Return all lines in the material below that contain "colour".

■ ■ ■ ■ ■

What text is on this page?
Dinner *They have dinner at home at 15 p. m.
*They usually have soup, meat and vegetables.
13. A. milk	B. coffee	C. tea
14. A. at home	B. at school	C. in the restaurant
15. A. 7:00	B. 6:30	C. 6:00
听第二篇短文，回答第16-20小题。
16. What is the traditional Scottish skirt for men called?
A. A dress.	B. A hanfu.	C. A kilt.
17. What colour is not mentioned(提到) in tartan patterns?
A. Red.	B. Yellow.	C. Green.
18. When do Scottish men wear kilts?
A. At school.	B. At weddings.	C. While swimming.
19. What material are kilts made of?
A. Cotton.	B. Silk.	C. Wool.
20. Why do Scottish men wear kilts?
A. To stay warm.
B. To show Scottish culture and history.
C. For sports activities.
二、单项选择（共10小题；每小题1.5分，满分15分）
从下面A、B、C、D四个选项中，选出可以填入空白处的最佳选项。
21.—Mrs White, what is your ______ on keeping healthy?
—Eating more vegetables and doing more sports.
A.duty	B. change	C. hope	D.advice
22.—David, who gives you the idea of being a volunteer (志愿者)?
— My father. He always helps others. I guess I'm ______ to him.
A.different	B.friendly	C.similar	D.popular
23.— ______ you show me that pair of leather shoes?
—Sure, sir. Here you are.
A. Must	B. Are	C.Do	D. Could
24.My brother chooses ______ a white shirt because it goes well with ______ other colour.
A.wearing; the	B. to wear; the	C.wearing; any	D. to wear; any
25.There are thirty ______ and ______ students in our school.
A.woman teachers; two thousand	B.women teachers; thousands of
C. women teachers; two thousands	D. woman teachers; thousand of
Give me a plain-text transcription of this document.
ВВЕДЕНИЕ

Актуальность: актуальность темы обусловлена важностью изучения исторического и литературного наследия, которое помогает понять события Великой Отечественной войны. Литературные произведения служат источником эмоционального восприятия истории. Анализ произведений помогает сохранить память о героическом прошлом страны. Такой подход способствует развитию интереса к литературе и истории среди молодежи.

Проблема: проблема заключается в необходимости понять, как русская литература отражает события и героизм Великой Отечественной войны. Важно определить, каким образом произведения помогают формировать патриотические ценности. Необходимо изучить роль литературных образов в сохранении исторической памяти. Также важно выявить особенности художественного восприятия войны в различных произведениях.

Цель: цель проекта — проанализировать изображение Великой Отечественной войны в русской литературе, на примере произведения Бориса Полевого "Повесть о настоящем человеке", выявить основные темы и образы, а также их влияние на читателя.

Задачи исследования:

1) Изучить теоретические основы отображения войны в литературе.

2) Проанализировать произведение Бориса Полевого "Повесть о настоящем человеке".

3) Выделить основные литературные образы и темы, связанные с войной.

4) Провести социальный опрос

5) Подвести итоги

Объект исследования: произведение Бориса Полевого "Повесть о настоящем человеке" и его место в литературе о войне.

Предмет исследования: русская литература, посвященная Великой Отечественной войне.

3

■ ■ ■ ■ ■

## ANSWER FOR THIS EXERCISE
17. What colour is not mentioned(提到) in tartan patterns?
24.My brother chooses ______ a white shirt because it goes well with ______ other colour.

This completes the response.